- Given exercise:
Each line that follows is to be retyped exactly.

## start Listed records

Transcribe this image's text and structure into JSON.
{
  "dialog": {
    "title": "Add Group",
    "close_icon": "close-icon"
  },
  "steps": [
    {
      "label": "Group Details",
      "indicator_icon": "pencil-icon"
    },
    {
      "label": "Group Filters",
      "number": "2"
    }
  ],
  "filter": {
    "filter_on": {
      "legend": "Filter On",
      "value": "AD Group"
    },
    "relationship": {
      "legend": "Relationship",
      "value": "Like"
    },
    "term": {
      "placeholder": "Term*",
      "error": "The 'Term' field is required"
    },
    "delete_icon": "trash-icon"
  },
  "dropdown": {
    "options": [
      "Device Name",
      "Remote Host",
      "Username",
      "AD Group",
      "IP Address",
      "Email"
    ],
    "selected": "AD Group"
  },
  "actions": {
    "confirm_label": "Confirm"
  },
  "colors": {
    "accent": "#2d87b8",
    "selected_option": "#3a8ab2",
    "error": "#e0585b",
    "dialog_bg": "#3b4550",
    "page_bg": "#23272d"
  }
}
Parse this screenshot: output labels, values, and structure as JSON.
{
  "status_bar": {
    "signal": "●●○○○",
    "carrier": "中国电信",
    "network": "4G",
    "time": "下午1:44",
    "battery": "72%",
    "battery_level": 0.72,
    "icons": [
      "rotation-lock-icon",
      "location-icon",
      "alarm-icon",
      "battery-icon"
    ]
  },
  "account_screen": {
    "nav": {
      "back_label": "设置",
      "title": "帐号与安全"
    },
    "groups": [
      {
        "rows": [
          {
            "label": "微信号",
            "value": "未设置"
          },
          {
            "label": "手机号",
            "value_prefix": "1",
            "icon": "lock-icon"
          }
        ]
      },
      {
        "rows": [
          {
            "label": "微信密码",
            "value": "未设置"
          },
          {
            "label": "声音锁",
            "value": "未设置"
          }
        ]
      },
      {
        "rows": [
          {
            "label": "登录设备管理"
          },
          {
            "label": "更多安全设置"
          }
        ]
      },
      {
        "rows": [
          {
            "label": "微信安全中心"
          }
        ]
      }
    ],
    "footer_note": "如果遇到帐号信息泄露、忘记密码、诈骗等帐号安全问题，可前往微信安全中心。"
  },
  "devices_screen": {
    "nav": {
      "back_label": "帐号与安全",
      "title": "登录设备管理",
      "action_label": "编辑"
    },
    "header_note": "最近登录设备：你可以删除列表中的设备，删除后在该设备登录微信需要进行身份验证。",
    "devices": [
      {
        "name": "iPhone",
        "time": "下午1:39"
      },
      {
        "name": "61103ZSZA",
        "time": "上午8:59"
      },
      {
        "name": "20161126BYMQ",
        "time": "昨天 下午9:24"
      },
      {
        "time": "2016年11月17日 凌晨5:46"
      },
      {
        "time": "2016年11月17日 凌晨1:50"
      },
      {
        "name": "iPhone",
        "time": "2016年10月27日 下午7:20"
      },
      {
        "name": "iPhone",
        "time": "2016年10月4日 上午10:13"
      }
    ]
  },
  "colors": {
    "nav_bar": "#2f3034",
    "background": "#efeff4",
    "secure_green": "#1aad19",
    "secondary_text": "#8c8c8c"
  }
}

## end Listed records

- Answer to this problem:
Transcribe this image's text and structure into JSON.
{
  "dialog": {
    "title": "Add Group",
    "close_icon": "close-icon"
  },
  "steps": [
    {
      "label": "Group Details",
      "indicator_icon": "pencil-icon"
    },
    {
      "label": "Group Filters",
      "number": "2"
    }
  ],
  "filter": {
    "filter_on": {
      "legend": "Filter On",
      "value": "AD Group"
    },
    "relationship": {
      "legend": "Relationship",
      "value": "Like"
    },
    "term": {
      "placeholder": "Term*",
      "error": "The 'Term' field is required"
    },
    "delete_icon": "trash-icon"
  },
  "dropdown": {
    "options": [
      "Device Name",
      "Remote Host",
      "Username",
      "AD Group",
      "IP Address",
      "Email"
    ],
    "selected": "AD Group"
  },
  "actions": {
    "confirm_label": "Confirm"
  },
  "colors": {
    "accent": "#2d87b8",
    "selected_option": "#3a8ab2",
    "error": "#e0585b",
    "dialog_bg": "#3b4550",
    "page_bg": "#23272d"
  }
}
Parse this screenshot: output labels, values, and structure as JSON.
{
  "status_bar": {
    "signal": "●●○○○",
    "carrier": "中国电信",
    "network": "4G",
    "time": "下午1:44",
    "battery": "72%",
    "battery_level": 0.72,
    "icons": [
      "rotation-lock-icon",
      "location-icon",
      "alarm-icon",
      "battery-icon"
    ]
  },
  "account_screen": {
    "nav": {
      "back_label": "设置",
      "title": "帐号与安全"
    },
    "groups": [
      {
        "rows": [
          {
            "label": "微信号",
            "value": "未设置"
          },
          {
            "label": "手机号",
            "value_prefix": "1",
            "icon": "lock-icon"
          }
        ]
      },
      {
        "rows": [
          {
            "label": "微信密码",
            "value": "未设置"
          },
          {
            "label": "声音锁",
            "value": "未设置"
          }
        ]
      },
      {
        "rows": [
          {
            "label": "登录设备管理"
          },
          {
            "label": "更多安全设置"
          }
        ]
      },
      {
        "rows": [
          {
            "label": "微信安全中心"
          }
        ]
      }
    ],
    "footer_note": "如果遇到帐号信息泄露、忘记密码、诈骗等帐号安全问题，可前往微信安全中心。"
  },
  "devices_screen": {
    "nav": {
      "back_label": "帐号与安全",
      "title": "登录设备管理",
      "action_label": "编辑"
    },
    "header_note": "最近登录设备：你可以删除列表中的设备，删除后在该设备登录微信需要进行身份验证。",
    "devices": [
      {
        "name": "iPhone",
        "time": "下午1:39"
      },
      {
        "name": "61103ZSZA",
        "time": "上午8:59"
      },
      {
        "name": "20161126BYMQ",
        "time": "昨天 下午9:24"
      },
      {
        "time": "2016年11月17日 凌晨5:46"
      },
      {
        "time": "2016年11月17日 凌晨1:50"
      },
      {
        "name": "iPhone",
        "time": "2016年10月27日 下午7:20"
      },
      {
        "name": "iPhone",
        "time": "2016年10月4日 上午10:13"
      }
    ]
  },
  "colors": {
    "nav_bar": "#2f3034",
    "background": "#efeff4",
    "secure_green": "#1aad19",
    "secondary_text": "#8c8c8c"
  }
}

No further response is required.